▶ **Short task**
Omit images. Retype all entries verbatim.

▶ **Data shown**
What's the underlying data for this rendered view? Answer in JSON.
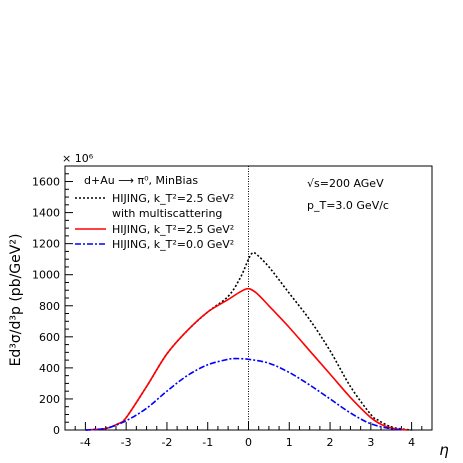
{
  "chart_data": {
    "type": "line",
    "xlabel": "η",
    "ylabel": "Ed³σ/d³p (pb/GeV²)",
    "y_multiplier": "× 10⁶",
    "xlim": [
      -4.5,
      4.5
    ],
    "ylim": [
      0,
      1700
    ],
    "x_ticks": [
      -4,
      -3,
      -2,
      -1,
      0,
      1,
      2,
      3,
      4
    ],
    "y_ticks": [
      0,
      200,
      400,
      600,
      800,
      1000,
      1200,
      1400,
      1600
    ],
    "reference_line_x": 0,
    "annotations": {
      "reaction": "d+Au ⟶ π⁰, MinBias",
      "energy": "√s=200 AGeV",
      "pt": "p_T=3.0 GeV/c"
    },
    "series": [
      {
        "name": "HIJING, k_T²=2.5 GeV² with multiscattering",
        "color": "#000000",
        "dash": "2,2",
        "x": [
          -4.0,
          -3.5,
          -3.2,
          -3.0,
          -2.5,
          -2.0,
          -1.5,
          -1.0,
          -0.5,
          -0.2,
          0.0,
          0.1,
          0.2,
          0.5,
          1.0,
          1.5,
          2.0,
          2.5,
          3.0,
          3.2,
          3.5,
          3.8,
          4.0
        ],
        "y": [
          0,
          10,
          40,
          80,
          280,
          490,
          640,
          760,
          860,
          980,
          1100,
          1140,
          1130,
          1050,
          880,
          710,
          510,
          280,
          100,
          60,
          20,
          5,
          0
        ]
      },
      {
        "name": "HIJING, k_T²=2.5 GeV²",
        "color": "#ff0000",
        "dash": "",
        "x": [
          -4.0,
          -3.5,
          -3.2,
          -3.0,
          -2.5,
          -2.0,
          -1.5,
          -1.0,
          -0.5,
          -0.2,
          0.0,
          0.2,
          0.5,
          1.0,
          1.5,
          2.0,
          2.5,
          3.0,
          3.3,
          3.6,
          3.9
        ],
        "y": [
          0,
          10,
          40,
          80,
          280,
          490,
          640,
          760,
          840,
          890,
          910,
          880,
          800,
          660,
          510,
          360,
          210,
          80,
          30,
          8,
          0
        ]
      },
      {
        "name": "HIJING, k_T²=0.0 GeV²",
        "color": "#0000ff",
        "dash": "6,2,2,2",
        "x": [
          -4.0,
          -3.5,
          -3.0,
          -2.5,
          -2.0,
          -1.5,
          -1.0,
          -0.5,
          -0.3,
          0.0,
          0.5,
          1.0,
          1.5,
          2.0,
          2.5,
          3.0,
          3.5,
          3.8
        ],
        "y": [
          0,
          10,
          60,
          140,
          250,
          350,
          420,
          455,
          460,
          455,
          430,
          370,
          290,
          200,
          110,
          40,
          8,
          0
        ]
      }
    ]
  }
}
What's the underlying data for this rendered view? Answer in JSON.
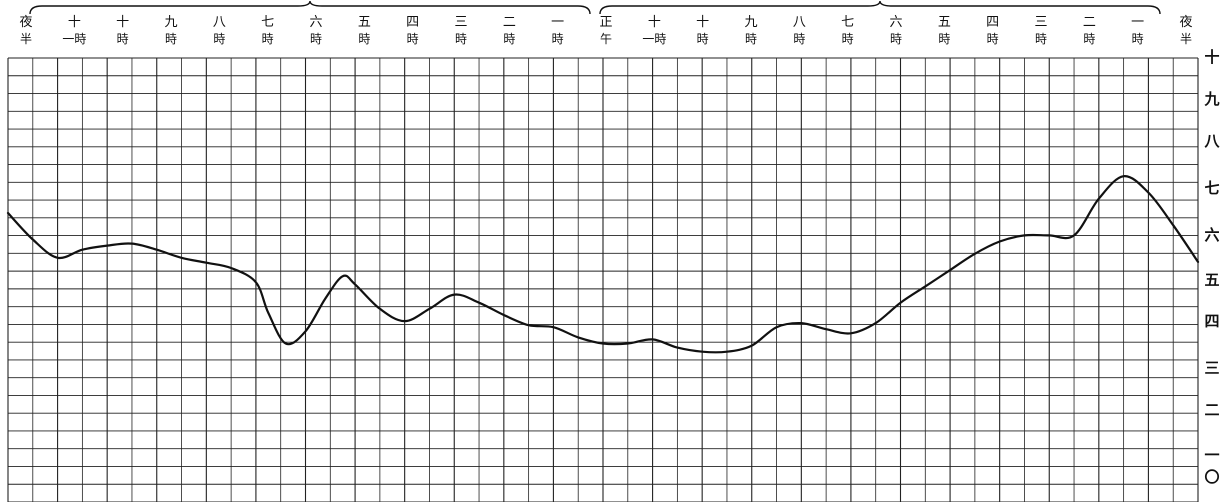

▶ **Output below**
What's the underlying data for this rendered view? Answer in JSON.
{
  "chart_data": {
    "type": "line",
    "xlabel": "η",
    "ylabel": "Ed³σ/d³p (pb/GeV²)",
    "y_multiplier": "× 10⁶",
    "xlim": [
      -4.5,
      4.5
    ],
    "ylim": [
      0,
      1700
    ],
    "x_ticks": [
      -4,
      -3,
      -2,
      -1,
      0,
      1,
      2,
      3,
      4
    ],
    "y_ticks": [
      0,
      200,
      400,
      600,
      800,
      1000,
      1200,
      1400,
      1600
    ],
    "reference_line_x": 0,
    "annotations": {
      "reaction": "d+Au ⟶ π⁰, MinBias",
      "energy": "√s=200 AGeV",
      "pt": "p_T=3.0 GeV/c"
    },
    "series": [
      {
        "name": "HIJING, k_T²=2.5 GeV² with multiscattering",
        "color": "#000000",
        "dash": "2,2",
        "x": [
          -4.0,
          -3.5,
          -3.2,
          -3.0,
          -2.5,
          -2.0,
          -1.5,
          -1.0,
          -0.5,
          -0.2,
          0.0,
          0.1,
          0.2,
          0.5,
          1.0,
          1.5,
          2.0,
          2.5,
          3.0,
          3.2,
          3.5,
          3.8,
          4.0
        ],
        "y": [
          0,
          10,
          40,
          80,
          280,
          490,
          640,
          760,
          860,
          980,
          1100,
          1140,
          1130,
          1050,
          880,
          710,
          510,
          280,
          100,
          60,
          20,
          5,
          0
        ]
      },
      {
        "name": "HIJING, k_T²=2.5 GeV²",
        "color": "#ff0000",
        "dash": "",
        "x": [
          -4.0,
          -3.5,
          -3.2,
          -3.0,
          -2.5,
          -2.0,
          -1.5,
          -1.0,
          -0.5,
          -0.2,
          0.0,
          0.2,
          0.5,
          1.0,
          1.5,
          2.0,
          2.5,
          3.0,
          3.3,
          3.6,
          3.9
        ],
        "y": [
          0,
          10,
          40,
          80,
          280,
          490,
          640,
          760,
          840,
          890,
          910,
          880,
          800,
          660,
          510,
          360,
          210,
          80,
          30,
          8,
          0
        ]
      },
      {
        "name": "HIJING, k_T²=0.0 GeV²",
        "color": "#0000ff",
        "dash": "6,2,2,2",
        "x": [
          -4.0,
          -3.5,
          -3.0,
          -2.5,
          -2.0,
          -1.5,
          -1.0,
          -0.5,
          -0.3,
          0.0,
          0.5,
          1.0,
          1.5,
          2.0,
          2.5,
          3.0,
          3.5,
          3.8
        ],
        "y": [
          0,
          10,
          60,
          140,
          250,
          350,
          420,
          455,
          460,
          455,
          430,
          370,
          290,
          200,
          110,
          40,
          8,
          0
        ]
      }
    ]
  }
}
What's the underlying data for this rendered view? Answer in JSON.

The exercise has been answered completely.